DESCRIPTION OF THE TASK
Skip every picture and transcribe the remaining material exactly.

DATASET RECORDS

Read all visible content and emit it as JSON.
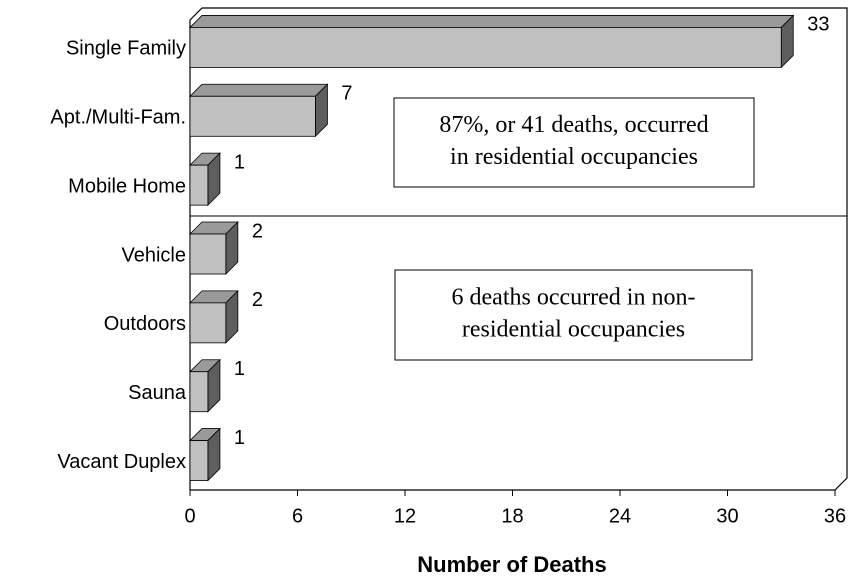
{
  "chart_data": {
    "type": "bar3d_horizontal",
    "categories": [
      "Single Family",
      "Apt./Multi-Fam.",
      "Mobile Home",
      "Vehicle",
      "Outdoors",
      "Sauna",
      "Vacant Duplex"
    ],
    "values": [
      33,
      7,
      1,
      2,
      2,
      1,
      1
    ],
    "colors": {
      "front": "#c0c0c0",
      "top": "#9a9a9a",
      "side": "#5e5e5e"
    },
    "xlim": [
      0,
      36
    ],
    "xticks": [
      0,
      6,
      12,
      18,
      24,
      30,
      36
    ],
    "x_label": "Number of Deaths",
    "annotations": [
      {
        "lines": [
          "87%, or 41 deaths, occurred",
          "in residential occupancies"
        ]
      },
      {
        "lines": [
          "6 deaths occurred in non-",
          "residential occupancies"
        ]
      }
    ]
  }
}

THE RESULT
Read all visible content and emit it as JSON.
{
  "chart_data": {
    "type": "bar3d_horizontal",
    "categories": [
      "Single Family",
      "Apt./Multi-Fam.",
      "Mobile Home",
      "Vehicle",
      "Outdoors",
      "Sauna",
      "Vacant Duplex"
    ],
    "values": [
      33,
      7,
      1,
      2,
      2,
      1,
      1
    ],
    "colors": {
      "front": "#c0c0c0",
      "top": "#9a9a9a",
      "side": "#5e5e5e"
    },
    "xlim": [
      0,
      36
    ],
    "xticks": [
      0,
      6,
      12,
      18,
      24,
      30,
      36
    ],
    "x_label": "Number of Deaths",
    "annotations": [
      {
        "lines": [
          "87%, or 41 deaths, occurred",
          "in residential occupancies"
        ]
      },
      {
        "lines": [
          "6 deaths occurred in non-",
          "residential occupancies"
        ]
      }
    ]
  }
}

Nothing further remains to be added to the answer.